# Directive
Sift the material for lines containing "ylabel", and return them.
--- start ---
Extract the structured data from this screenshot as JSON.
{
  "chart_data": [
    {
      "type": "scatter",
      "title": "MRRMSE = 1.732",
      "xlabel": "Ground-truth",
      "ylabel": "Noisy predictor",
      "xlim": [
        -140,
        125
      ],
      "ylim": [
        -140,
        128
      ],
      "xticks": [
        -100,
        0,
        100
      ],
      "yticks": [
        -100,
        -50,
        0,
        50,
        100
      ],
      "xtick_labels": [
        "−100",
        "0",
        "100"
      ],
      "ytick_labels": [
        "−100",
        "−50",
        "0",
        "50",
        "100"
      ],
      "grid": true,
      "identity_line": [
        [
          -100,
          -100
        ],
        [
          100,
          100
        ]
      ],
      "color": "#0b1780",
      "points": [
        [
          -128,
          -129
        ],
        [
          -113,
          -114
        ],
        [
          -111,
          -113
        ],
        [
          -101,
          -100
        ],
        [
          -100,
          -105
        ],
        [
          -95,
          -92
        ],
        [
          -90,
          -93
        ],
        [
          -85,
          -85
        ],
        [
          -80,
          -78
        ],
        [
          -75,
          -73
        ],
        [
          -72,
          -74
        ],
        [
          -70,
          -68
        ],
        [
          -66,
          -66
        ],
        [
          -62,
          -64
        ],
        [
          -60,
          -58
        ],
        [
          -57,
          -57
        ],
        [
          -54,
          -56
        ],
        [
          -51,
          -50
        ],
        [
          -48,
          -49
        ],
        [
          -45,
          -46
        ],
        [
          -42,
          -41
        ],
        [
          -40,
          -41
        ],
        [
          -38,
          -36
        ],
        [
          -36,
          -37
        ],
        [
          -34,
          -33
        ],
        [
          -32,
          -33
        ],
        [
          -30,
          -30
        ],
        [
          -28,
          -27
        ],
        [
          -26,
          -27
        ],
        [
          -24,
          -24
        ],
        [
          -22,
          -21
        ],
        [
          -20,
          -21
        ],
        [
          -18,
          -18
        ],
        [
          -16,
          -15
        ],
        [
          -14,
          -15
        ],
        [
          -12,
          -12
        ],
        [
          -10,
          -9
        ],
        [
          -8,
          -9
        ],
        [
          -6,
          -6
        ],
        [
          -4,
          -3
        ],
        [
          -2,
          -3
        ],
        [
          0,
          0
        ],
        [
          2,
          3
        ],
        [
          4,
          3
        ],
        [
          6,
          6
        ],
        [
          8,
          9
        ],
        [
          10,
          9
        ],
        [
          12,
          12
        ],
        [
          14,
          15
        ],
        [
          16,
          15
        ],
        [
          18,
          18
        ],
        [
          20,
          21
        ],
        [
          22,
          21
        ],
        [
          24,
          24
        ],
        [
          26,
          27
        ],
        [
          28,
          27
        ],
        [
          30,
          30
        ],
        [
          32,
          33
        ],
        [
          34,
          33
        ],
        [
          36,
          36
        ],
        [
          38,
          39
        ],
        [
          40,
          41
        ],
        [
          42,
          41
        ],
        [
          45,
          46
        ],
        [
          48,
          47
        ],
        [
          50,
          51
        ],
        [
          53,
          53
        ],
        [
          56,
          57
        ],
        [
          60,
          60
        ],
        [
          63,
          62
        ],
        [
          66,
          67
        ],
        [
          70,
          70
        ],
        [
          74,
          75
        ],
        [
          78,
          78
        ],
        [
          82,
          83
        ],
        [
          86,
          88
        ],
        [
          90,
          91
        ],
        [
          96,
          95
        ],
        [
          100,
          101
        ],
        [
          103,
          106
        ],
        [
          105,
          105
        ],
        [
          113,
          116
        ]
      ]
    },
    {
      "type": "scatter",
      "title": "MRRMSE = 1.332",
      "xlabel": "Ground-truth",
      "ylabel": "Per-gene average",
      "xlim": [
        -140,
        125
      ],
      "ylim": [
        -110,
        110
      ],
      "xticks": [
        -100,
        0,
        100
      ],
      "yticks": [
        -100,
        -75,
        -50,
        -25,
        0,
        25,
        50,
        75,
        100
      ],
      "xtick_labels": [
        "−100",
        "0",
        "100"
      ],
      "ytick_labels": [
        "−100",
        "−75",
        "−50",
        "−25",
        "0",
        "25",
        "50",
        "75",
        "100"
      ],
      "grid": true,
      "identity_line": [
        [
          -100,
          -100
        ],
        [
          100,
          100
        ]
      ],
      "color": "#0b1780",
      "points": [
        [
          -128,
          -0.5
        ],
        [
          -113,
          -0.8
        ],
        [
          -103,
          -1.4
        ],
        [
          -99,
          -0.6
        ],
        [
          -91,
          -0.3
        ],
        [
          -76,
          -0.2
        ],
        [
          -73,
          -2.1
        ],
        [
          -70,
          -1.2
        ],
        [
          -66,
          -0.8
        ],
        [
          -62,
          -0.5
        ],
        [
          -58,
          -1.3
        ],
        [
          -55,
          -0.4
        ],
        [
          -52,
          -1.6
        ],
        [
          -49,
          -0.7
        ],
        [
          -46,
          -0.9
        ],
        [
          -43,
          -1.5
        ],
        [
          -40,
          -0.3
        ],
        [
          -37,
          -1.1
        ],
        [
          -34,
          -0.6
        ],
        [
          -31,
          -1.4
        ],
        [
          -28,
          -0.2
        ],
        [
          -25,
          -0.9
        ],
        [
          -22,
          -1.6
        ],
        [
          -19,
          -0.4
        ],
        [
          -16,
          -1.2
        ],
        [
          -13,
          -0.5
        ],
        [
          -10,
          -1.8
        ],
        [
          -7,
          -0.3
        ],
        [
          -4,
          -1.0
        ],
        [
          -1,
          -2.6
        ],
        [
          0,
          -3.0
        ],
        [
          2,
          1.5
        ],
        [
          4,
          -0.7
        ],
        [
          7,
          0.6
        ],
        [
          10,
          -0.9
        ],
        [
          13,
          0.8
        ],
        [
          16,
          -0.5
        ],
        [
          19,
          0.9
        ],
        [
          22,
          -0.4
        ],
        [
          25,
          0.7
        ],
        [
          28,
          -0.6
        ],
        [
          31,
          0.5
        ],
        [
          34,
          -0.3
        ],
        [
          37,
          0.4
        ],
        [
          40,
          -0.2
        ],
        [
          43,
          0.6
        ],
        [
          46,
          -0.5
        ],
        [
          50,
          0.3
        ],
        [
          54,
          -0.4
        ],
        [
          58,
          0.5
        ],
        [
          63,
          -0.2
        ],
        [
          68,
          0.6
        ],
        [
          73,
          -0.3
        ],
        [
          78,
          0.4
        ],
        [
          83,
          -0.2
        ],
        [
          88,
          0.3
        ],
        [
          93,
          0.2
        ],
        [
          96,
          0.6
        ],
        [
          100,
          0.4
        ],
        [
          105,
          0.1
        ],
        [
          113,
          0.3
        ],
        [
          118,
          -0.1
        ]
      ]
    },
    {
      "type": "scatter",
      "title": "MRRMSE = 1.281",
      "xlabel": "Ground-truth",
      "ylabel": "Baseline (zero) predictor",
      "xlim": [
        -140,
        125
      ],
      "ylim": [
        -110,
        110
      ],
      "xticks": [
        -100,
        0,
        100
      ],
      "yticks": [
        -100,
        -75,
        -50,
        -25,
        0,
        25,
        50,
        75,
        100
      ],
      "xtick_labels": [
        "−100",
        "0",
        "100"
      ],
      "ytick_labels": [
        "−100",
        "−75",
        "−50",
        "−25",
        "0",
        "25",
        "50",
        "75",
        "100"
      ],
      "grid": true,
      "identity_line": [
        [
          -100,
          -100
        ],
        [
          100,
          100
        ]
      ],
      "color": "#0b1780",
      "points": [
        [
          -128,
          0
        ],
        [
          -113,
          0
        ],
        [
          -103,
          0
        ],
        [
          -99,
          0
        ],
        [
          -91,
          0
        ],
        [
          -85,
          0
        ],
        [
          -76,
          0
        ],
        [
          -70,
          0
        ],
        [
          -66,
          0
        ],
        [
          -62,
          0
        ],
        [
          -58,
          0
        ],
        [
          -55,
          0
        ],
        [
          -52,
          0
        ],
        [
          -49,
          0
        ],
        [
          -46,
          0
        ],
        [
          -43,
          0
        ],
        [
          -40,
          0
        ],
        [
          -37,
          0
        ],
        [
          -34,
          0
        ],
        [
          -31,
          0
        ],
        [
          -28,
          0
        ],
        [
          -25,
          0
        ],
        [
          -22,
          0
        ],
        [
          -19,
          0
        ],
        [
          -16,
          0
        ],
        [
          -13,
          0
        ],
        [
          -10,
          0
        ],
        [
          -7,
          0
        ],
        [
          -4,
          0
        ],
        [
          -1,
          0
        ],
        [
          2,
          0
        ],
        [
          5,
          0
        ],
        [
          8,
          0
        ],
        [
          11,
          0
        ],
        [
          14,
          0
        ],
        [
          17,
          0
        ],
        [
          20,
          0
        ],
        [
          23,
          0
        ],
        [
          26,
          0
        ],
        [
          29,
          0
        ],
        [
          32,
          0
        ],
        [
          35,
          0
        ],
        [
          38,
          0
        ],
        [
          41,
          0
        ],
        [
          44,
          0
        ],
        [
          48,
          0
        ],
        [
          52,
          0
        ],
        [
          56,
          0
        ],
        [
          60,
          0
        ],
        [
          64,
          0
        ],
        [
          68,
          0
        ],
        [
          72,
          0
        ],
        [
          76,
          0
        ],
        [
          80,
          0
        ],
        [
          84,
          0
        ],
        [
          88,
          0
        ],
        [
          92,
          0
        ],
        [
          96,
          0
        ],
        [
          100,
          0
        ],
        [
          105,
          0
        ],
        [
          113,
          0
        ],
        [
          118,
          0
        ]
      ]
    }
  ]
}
--- end ---
# In response
      "ylabel": "Noisy predictor",
      "ylabel": "Per-gene average",
      "ylabel": "Baseline (zero) predictor",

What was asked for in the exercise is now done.